### [Written task]
Copy, from the entries below, each line where the word "压力气源" can be found.

====== Data in this exercise ======

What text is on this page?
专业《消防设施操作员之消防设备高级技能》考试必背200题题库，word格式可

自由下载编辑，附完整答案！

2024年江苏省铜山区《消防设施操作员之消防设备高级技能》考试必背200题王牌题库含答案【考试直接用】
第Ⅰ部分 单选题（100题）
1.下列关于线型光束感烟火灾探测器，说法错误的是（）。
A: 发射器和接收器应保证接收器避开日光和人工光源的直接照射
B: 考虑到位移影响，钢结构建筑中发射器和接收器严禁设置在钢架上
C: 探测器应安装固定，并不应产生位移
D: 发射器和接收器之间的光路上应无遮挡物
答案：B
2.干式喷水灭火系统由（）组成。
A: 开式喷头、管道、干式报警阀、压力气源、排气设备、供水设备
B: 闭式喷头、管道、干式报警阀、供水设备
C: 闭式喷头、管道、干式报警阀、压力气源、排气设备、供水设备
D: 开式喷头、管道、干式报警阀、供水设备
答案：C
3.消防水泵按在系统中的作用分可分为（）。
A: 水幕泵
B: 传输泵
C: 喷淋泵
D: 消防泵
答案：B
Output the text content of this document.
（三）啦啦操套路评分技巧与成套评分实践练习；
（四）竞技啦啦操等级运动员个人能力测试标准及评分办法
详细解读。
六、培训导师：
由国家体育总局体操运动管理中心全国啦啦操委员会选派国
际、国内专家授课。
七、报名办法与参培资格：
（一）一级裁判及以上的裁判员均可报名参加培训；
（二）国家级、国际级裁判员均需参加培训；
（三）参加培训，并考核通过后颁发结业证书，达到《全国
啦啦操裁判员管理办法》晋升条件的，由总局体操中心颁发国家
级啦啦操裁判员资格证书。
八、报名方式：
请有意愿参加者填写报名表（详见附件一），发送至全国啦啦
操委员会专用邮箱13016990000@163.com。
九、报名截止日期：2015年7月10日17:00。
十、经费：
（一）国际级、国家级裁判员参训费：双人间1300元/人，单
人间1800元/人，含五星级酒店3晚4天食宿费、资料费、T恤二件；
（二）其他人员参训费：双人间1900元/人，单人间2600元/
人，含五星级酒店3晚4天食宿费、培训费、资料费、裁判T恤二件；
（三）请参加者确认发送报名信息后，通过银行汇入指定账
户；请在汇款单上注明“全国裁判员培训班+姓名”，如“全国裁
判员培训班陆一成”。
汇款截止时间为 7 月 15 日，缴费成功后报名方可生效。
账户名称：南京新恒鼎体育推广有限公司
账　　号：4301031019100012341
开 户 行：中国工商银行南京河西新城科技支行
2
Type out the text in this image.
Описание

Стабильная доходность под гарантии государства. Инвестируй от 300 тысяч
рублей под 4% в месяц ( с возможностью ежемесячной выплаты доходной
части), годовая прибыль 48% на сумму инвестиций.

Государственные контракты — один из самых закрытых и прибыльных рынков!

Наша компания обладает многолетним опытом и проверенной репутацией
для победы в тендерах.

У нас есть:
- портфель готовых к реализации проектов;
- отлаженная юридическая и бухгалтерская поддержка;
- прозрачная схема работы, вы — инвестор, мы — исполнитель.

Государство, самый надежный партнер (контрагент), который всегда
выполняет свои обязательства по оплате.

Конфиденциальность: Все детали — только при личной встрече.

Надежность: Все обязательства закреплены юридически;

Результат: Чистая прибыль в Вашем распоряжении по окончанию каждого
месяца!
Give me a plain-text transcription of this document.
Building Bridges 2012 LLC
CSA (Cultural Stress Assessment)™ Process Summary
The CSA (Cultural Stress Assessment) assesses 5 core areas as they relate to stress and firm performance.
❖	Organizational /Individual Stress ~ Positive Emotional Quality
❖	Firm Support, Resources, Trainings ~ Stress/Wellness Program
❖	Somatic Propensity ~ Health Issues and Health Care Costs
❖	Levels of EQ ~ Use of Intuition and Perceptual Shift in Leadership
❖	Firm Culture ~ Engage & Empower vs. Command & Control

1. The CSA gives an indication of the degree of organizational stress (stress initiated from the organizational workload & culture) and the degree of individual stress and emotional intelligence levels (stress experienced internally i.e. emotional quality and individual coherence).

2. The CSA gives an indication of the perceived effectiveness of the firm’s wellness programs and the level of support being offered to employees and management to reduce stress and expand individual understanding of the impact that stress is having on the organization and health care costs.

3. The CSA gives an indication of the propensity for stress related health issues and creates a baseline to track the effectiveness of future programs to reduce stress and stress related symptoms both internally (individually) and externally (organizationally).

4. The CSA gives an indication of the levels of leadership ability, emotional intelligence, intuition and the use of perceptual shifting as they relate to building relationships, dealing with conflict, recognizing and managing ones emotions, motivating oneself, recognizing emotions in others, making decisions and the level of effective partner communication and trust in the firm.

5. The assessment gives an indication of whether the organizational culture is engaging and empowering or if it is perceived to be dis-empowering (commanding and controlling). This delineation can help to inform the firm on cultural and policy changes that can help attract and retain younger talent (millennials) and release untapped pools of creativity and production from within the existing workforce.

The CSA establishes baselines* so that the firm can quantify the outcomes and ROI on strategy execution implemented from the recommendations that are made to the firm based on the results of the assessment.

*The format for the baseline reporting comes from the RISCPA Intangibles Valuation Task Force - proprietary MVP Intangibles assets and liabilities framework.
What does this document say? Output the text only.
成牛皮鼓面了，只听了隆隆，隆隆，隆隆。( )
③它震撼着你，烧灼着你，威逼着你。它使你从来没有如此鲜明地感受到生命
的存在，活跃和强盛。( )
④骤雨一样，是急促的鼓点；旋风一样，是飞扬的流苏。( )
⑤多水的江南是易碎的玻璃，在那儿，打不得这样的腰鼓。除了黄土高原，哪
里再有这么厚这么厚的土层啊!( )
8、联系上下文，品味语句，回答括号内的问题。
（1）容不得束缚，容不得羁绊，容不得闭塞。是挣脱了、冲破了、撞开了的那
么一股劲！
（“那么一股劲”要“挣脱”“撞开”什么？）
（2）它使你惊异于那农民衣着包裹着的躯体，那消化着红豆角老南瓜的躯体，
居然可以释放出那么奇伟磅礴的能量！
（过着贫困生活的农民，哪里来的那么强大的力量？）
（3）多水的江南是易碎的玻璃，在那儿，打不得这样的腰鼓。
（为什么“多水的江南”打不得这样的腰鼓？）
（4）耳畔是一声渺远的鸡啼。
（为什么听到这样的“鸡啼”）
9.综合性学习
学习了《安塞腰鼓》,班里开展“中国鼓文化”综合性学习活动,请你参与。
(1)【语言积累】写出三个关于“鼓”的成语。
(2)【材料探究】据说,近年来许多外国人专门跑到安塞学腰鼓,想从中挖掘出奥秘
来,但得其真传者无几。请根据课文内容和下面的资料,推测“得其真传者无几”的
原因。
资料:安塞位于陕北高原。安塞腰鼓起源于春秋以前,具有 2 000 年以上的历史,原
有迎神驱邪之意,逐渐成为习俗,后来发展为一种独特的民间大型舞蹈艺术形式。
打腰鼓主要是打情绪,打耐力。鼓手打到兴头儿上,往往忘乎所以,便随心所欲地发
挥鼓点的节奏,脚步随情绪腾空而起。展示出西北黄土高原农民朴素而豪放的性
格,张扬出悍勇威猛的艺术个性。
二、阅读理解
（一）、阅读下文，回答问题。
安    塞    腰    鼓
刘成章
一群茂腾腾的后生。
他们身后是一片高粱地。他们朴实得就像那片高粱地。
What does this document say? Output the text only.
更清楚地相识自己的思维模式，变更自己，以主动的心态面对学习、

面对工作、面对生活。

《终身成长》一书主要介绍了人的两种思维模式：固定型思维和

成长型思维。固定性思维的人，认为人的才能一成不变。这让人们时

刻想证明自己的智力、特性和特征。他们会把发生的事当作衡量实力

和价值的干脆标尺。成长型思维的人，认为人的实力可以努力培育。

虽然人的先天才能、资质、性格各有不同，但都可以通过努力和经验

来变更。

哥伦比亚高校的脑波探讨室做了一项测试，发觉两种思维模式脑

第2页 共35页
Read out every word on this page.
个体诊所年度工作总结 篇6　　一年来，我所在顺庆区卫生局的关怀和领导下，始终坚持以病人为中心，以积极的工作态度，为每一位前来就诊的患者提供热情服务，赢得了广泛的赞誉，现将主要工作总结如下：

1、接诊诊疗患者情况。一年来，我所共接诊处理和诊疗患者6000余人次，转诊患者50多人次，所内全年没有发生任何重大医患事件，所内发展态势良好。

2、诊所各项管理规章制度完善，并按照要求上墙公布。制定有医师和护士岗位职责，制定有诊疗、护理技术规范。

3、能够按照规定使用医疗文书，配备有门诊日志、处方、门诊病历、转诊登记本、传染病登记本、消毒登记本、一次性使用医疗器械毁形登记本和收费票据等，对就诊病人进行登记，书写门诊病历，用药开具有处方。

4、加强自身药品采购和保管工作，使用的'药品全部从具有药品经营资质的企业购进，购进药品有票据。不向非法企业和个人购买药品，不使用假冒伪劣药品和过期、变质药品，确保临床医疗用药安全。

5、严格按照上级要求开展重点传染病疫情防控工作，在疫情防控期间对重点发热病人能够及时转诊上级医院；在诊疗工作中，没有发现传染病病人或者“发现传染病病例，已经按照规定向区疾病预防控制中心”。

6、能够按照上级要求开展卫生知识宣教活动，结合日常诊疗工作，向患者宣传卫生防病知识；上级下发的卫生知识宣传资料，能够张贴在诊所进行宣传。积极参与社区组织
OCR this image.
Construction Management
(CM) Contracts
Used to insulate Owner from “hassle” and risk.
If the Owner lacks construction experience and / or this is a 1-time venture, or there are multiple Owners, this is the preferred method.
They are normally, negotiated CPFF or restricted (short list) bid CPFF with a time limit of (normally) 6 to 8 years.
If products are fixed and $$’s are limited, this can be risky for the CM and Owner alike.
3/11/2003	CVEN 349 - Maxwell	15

======

### [The solution]
A: 开式喷头、管道、干式报警阀、压力气源、排气设备、供水设备
C: 闭式喷头、管道、干式报警阀、压力气源、排气设备、供水设备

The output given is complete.